Exercise brief: Render the entries from the line containing "- comment-text: 好帅哦: [194, 2179, 309, 2223]" through the line containing "- group-member-count: 34" as a Markdown table with columns Row and Line. Number each line in Row and leave out any blank lines.

Information given:
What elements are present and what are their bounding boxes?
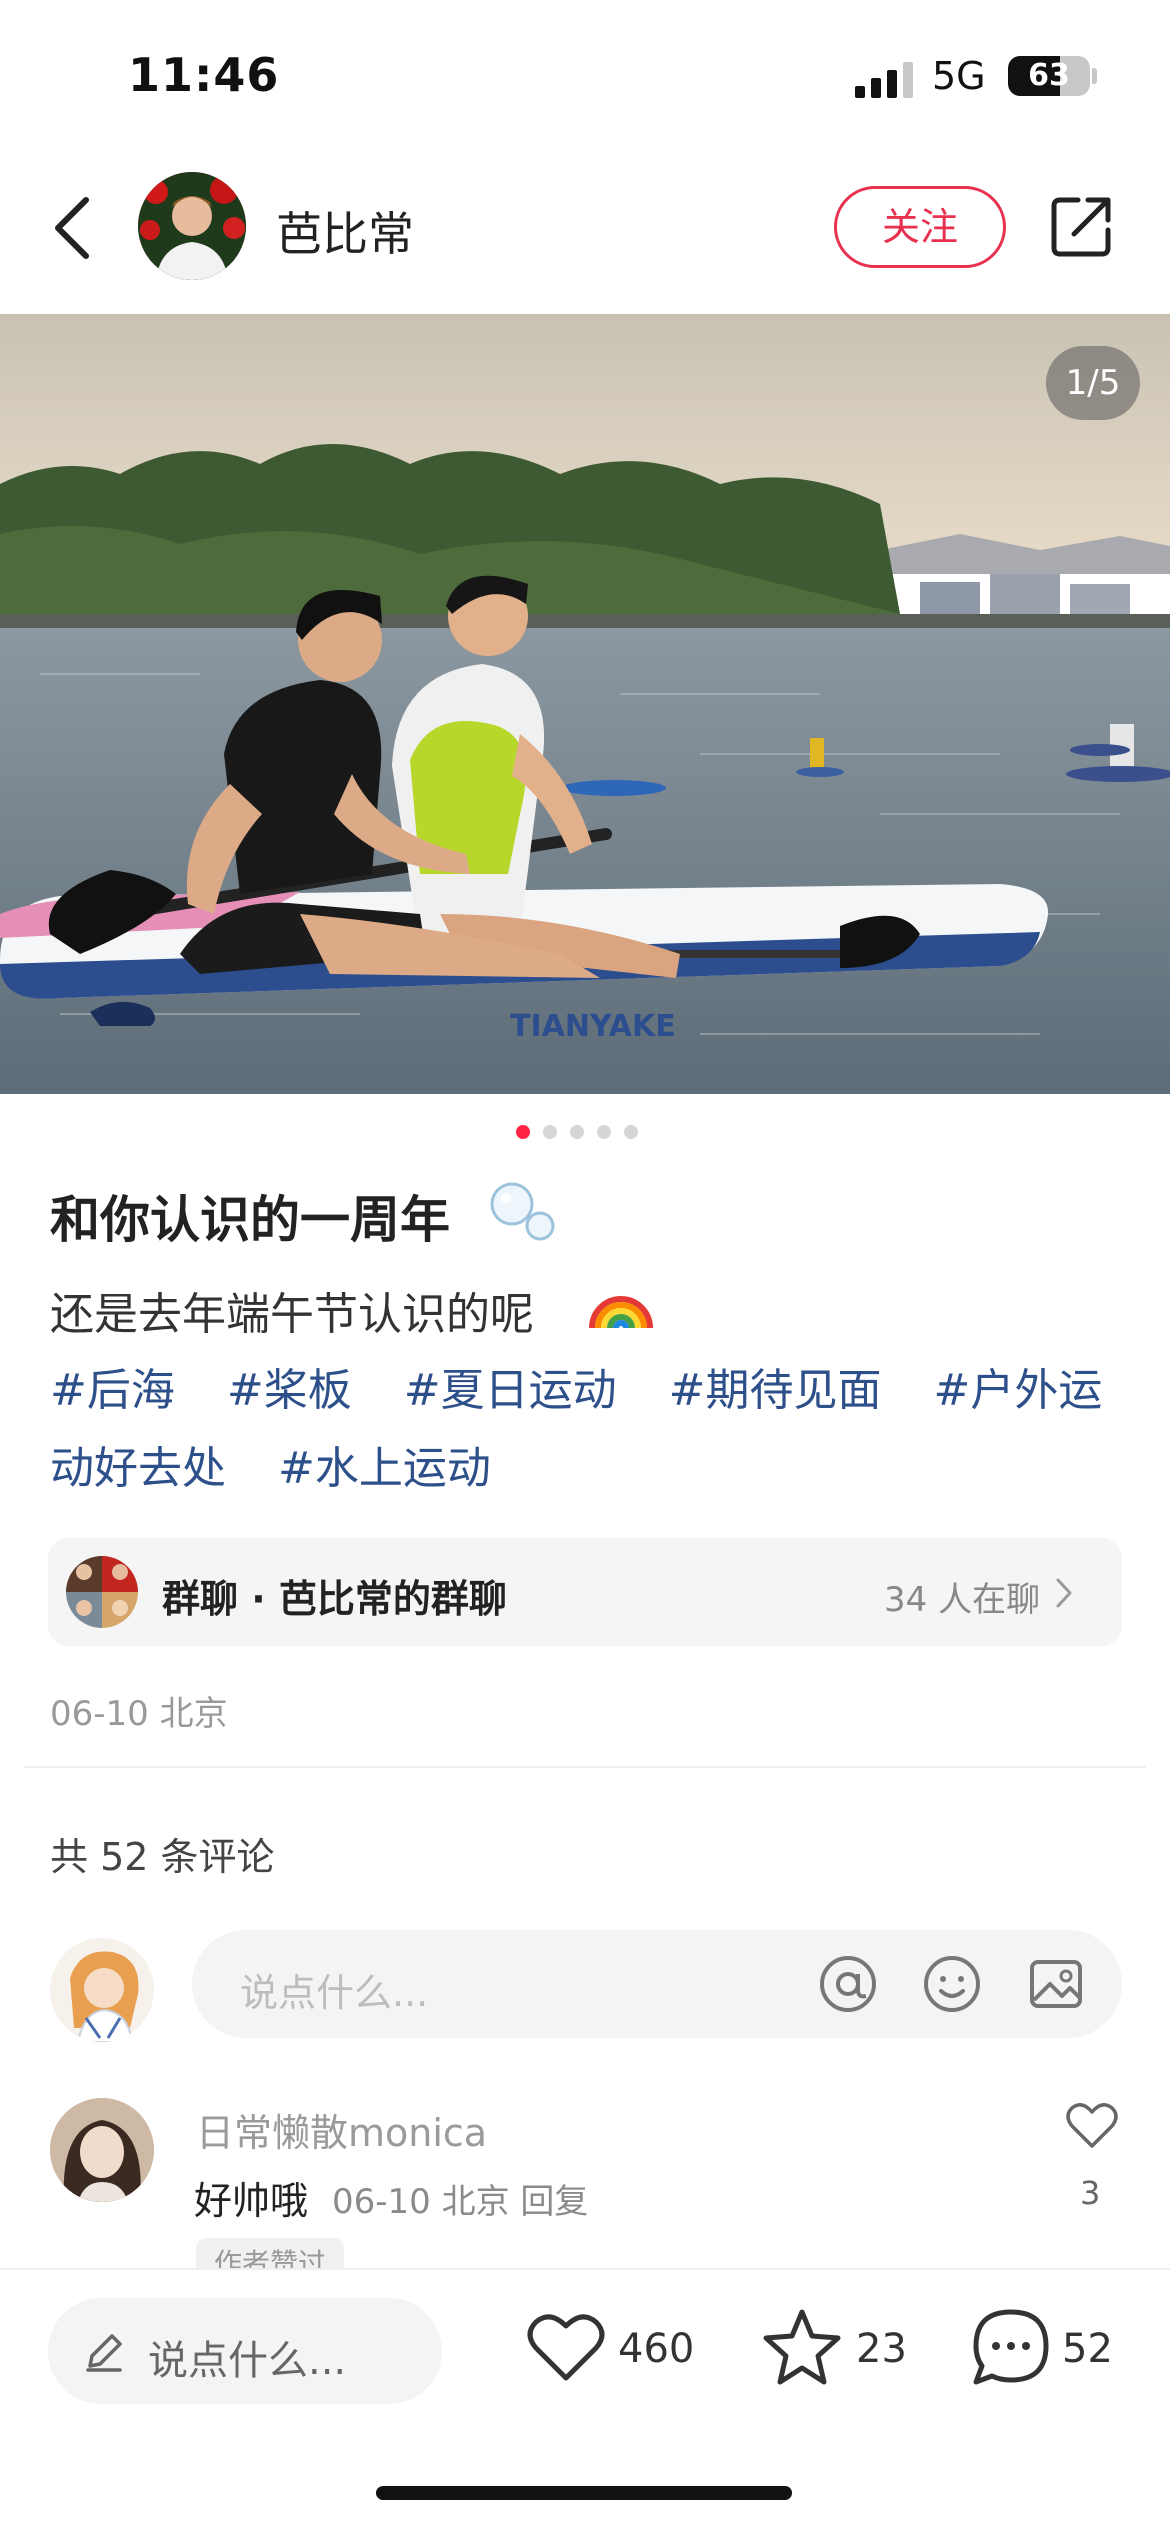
- comment-text: 好帅哦: [194, 2179, 309, 2223]
- like-count: 460: [618, 2326, 695, 2372]
- photo-counter: 1/5: [1046, 346, 1140, 420]
- author-name[interactable]: 芭比常: [276, 198, 414, 264]
- commenter-avatar-image: [50, 2098, 154, 2202]
- comment-total-count: 52: [1062, 2326, 1113, 2372]
- post-photo[interactable]: TIANYAKE: [0, 314, 1170, 1094]
- hashtag[interactable]: #桨板: [227, 1365, 352, 1416]
- group-member-count: 34 人在聊: [884, 1580, 1041, 1620]
- status-time: 11:46: [128, 48, 280, 102]
- carousel-dot: [570, 1125, 584, 1139]
- paddleboard-photo: TIANYAKE: [0, 314, 1170, 1094]
- hashtag[interactable]: #后海: [50, 1365, 175, 1416]
- rainbow-emoji-icon: [589, 1296, 653, 1329]
- post-date-location: 06-10 北京: [50, 1694, 228, 1734]
- comment-count: 共 52 条评论: [50, 1835, 275, 1879]
- post-title: 和你认识的一周年: [50, 1191, 450, 1249]
- commenter-avatar[interactable]: [50, 2098, 154, 2202]
- divider: [24, 1766, 1146, 1768]
- battery-icon: 63: [1008, 56, 1090, 96]
- share-icon[interactable]: [1050, 194, 1114, 258]
- battery-cap: [1092, 68, 1097, 84]
- comment-input-placeholder: 说点什么...: [240, 1971, 429, 2015]
- battery-level: 63: [1028, 58, 1070, 93]
- carousel-dot: [597, 1125, 611, 1139]
- my-avatar[interactable]: [50, 1938, 154, 2042]
- post-description: 还是去年端午节认识的呢: [50, 1289, 534, 1340]
- network-type: 5G: [932, 54, 986, 98]
- like-icon[interactable]: [526, 2310, 606, 2384]
- bottom-input-placeholder: 说点什么...: [148, 2338, 347, 2384]
- image-upload-icon[interactable]: [1026, 1954, 1086, 2014]
- favorite-count: 23: [856, 2326, 907, 2372]
- author-avatar[interactable]: [138, 172, 246, 280]
- back-icon[interactable]: [50, 196, 94, 260]
- bubbles-emoji-icon: [490, 1182, 555, 1241]
- carousel-dot: [543, 1125, 557, 1139]
- comment-meta[interactable]: 06-10 北京 回复: [332, 2174, 588, 2223]
- home-indicator: [376, 2486, 792, 2500]
- group-chat-label: 群聊 · 芭比常的群聊: [162, 1577, 507, 1621]
- board-brand-text: TIANYAKE: [510, 1009, 676, 1044]
- follow-button[interactable]: 关注: [834, 186, 1006, 268]
- comment-like-count: 3: [1080, 2174, 1101, 2212]
- hashtag-list: #后海 #桨板 #夏日运动 #期待见面 #户外运动好去处 #水上运动: [50, 1352, 1130, 1508]
- carousel-dots: [516, 1124, 651, 1140]
- favorite-star-icon[interactable]: [762, 2306, 842, 2386]
- commenter-name[interactable]: 日常懒散monica: [196, 2102, 487, 2157]
- pencil-icon: [86, 2334, 122, 2372]
- comment-bubble-icon[interactable]: [970, 2306, 1052, 2388]
- my-avatar-image: [50, 1938, 154, 2042]
- signal-icon: [855, 62, 913, 98]
- hashtag[interactable]: #水上运动: [278, 1443, 491, 1494]
- hashtag[interactable]: #夏日运动: [404, 1365, 617, 1416]
- emoji-icon[interactable]: [922, 1954, 982, 2014]
- comment-like-icon[interactable]: [1066, 2102, 1118, 2150]
- carousel-dot-active: [516, 1125, 530, 1139]
- chevron-right-icon: [1056, 1578, 1072, 1608]
- at-mention-icon[interactable]: [818, 1954, 878, 2014]
- group-avatar: [66, 1556, 138, 1628]
- author-avatar-image: [138, 172, 246, 280]
- group-avatar-image: [66, 1556, 138, 1628]
- carousel-dot: [624, 1125, 638, 1139]
- hashtag[interactable]: #期待见面: [669, 1365, 882, 1416]
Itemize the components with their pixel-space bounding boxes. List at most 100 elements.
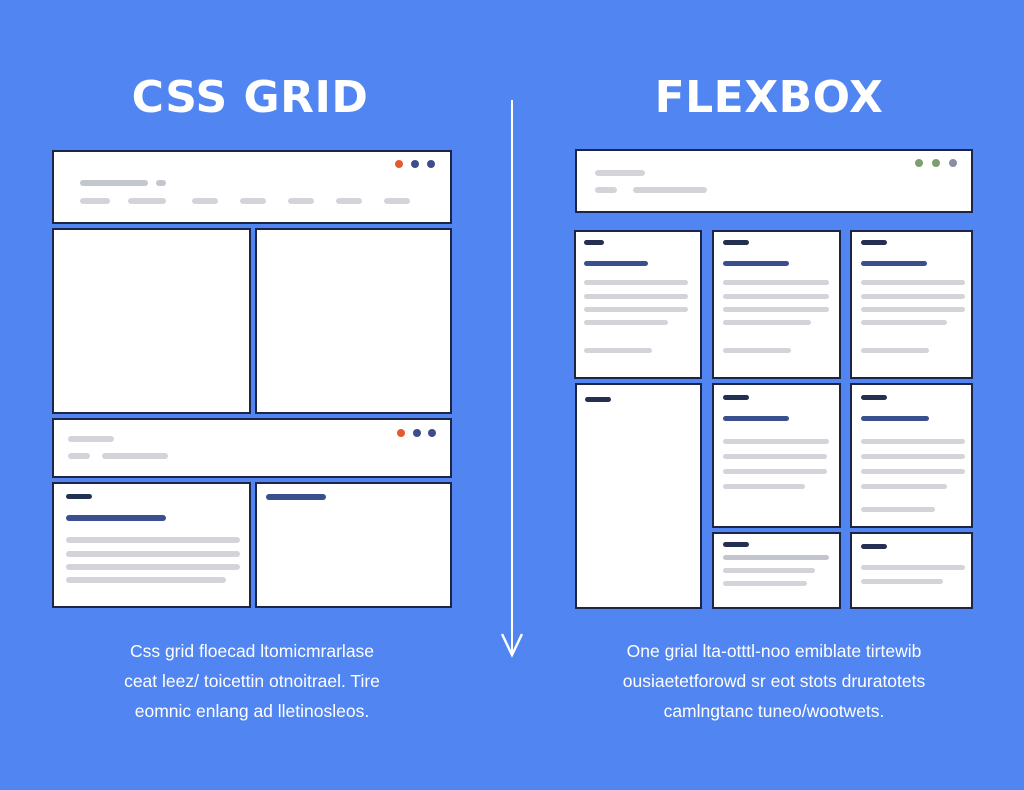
card-text-line [723,439,829,444]
card-text-line [861,469,965,474]
card-text-line [861,294,965,299]
css-grid-caption: Css grid floecad ltomicmrarlase ceat lee… [32,636,472,726]
card-heading-bar [861,544,887,549]
card-text-line [861,348,929,353]
grid-nav-bar [128,198,166,204]
flex-card [712,383,841,528]
card-accent-bar [861,416,929,421]
flexbox-title: FLEXBOX [654,72,884,123]
flexbox-caption: One grial lta-otttl-noo emiblate tirtewi… [554,636,994,726]
card-text-line [723,555,829,560]
card-text-line [861,280,965,285]
card-accent-bar [584,261,648,266]
card-text-line [66,577,226,583]
flex-card [712,230,841,379]
grid-nav-bar [240,198,266,204]
window-dot-green [915,159,923,167]
card-text-line [861,579,943,584]
grid-subheader-bar [68,436,114,442]
flex-card [850,532,973,609]
grid-nav-bar [80,198,110,204]
card-heading-bar [723,240,749,245]
card-accent-bar [266,494,326,500]
card-text-line [723,294,829,299]
grid-nav-bar [384,198,410,204]
caption-line: camlngtanc tuneo/wootwets. [663,701,885,721]
grid-cell-large-left [52,228,251,414]
window-dot-red [395,160,403,168]
grid-subheader-box [52,418,452,478]
card-text-line [861,307,965,312]
flex-header-box [575,149,973,213]
arrow-down-icon [500,620,524,658]
grid-nav-bar [336,198,362,204]
window-dot-grey [949,159,957,167]
card-text-line [723,320,811,325]
caption-line: eomnic enlang ad lletinosleos. [134,701,370,721]
caption-line: ousiaetetforowd sr eot stots druratotets [622,671,926,691]
grid-subheader-bar [102,453,168,459]
grid-card-right [255,482,452,608]
window-dot-green [932,159,940,167]
card-accent-bar [723,261,789,266]
card-heading-bar [585,397,611,402]
card-text-line [584,307,688,312]
grid-cell-large-right [255,228,452,414]
grid-card-left [52,482,251,608]
grid-header-box [52,150,452,224]
caption-line: One grial lta-otttl-noo emiblate tirtewi… [626,641,922,661]
card-heading-bar [723,395,749,400]
card-text-line [723,484,805,489]
card-text-line [584,294,688,299]
card-heading-bar [723,542,749,547]
grid-header-bar [80,180,148,186]
flex-card [850,383,973,528]
card-accent-bar [723,416,789,421]
card-accent-bar [861,261,927,266]
card-text-line [584,280,688,285]
card-text-line [723,568,815,573]
card-text-line [723,469,827,474]
caption-line: ceat leez/ toicettin otnoitrael. Tire [124,671,380,691]
window-dot-navy [411,160,419,168]
card-text-line [861,454,965,459]
card-text-line [861,320,947,325]
card-text-line [584,320,668,325]
flex-card [850,230,973,379]
card-accent-bar [66,515,166,521]
window-dot-navy [428,429,436,437]
grid-header-bar [156,180,166,186]
card-text-line [66,551,240,557]
grid-subheader-bar [68,453,90,459]
window-dot-navy [413,429,421,437]
card-text-line [723,454,827,459]
flex-card-tall [575,383,702,609]
flex-card [712,532,841,609]
grid-nav-bar [288,198,314,204]
card-heading-bar [584,240,604,245]
card-text-line [66,537,240,543]
card-text-line [66,564,240,570]
card-heading-bar [861,395,887,400]
grid-nav-bar [192,198,218,204]
card-text-line [723,280,829,285]
divider-line [511,100,513,630]
card-text-line [861,565,965,570]
card-text-line [723,307,829,312]
card-heading-bar [861,240,887,245]
card-heading-bar [66,494,92,499]
card-text-line [723,348,791,353]
window-dot-red [397,429,405,437]
flex-header-bar [595,170,645,176]
card-text-line [861,439,965,444]
flex-header-bar [595,187,617,193]
card-text-line [723,581,807,586]
card-text-line [584,348,652,353]
css-grid-title: CSS GRID [131,72,369,123]
caption-line: Css grid floecad ltomicmrarlase [129,641,375,661]
card-text-line [861,484,947,489]
window-dot-navy [427,160,435,168]
card-text-line [861,507,935,512]
flex-card [574,230,702,379]
flex-header-bar [633,187,707,193]
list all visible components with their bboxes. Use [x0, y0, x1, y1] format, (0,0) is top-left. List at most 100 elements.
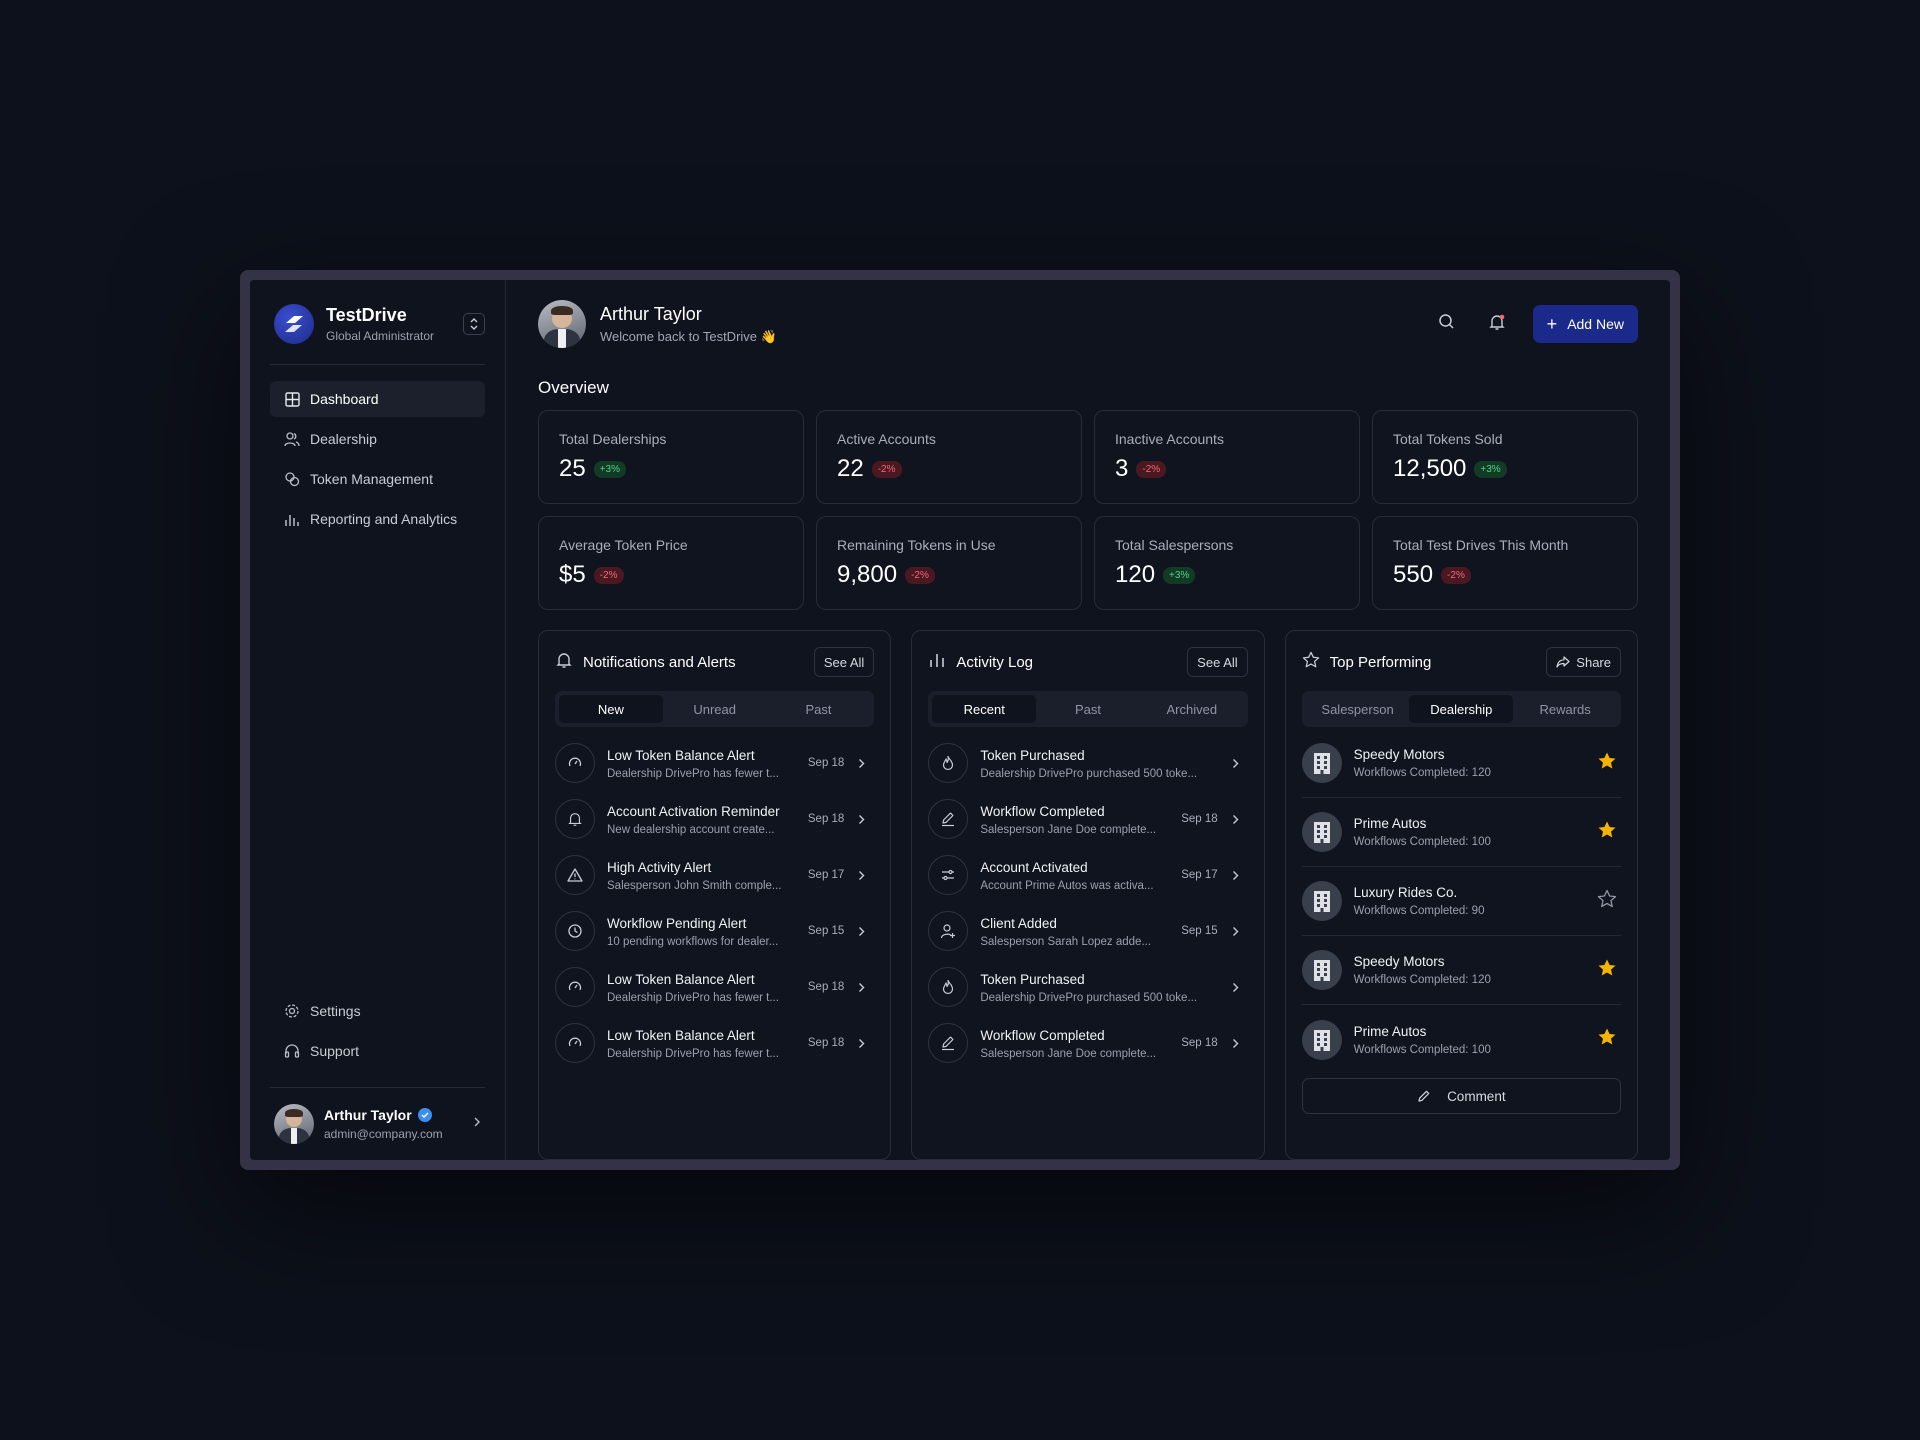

The answer:
| Row | Line |
|---|---|
| 1 | - comment-text: 好帅哦: [194, 2179, 309, 2223] |
| 2 | - like-count: 460: [618, 2326, 695, 2372] |
| 3 | - photo-counter: 1/5: [1046, 346, 1140, 420] |
| 4 | - author-name[interactable]: 芭比常: [276, 198, 414, 264] |
| 5 | - commenter-avatar-image: [50, 2098, 154, 2202] |
| 6 | - comment-total-count: 52: [1062, 2326, 1113, 2372] |
| 7 | - post-photo[interactable]: TIANYAKE: [0, 314, 1170, 1094] |
| 8 | - hashtag[interactable]: #桨板: [227, 1365, 352, 1416] |
| 9 | - group-member-count: 34 人在聊: [884, 1580, 1041, 1620] |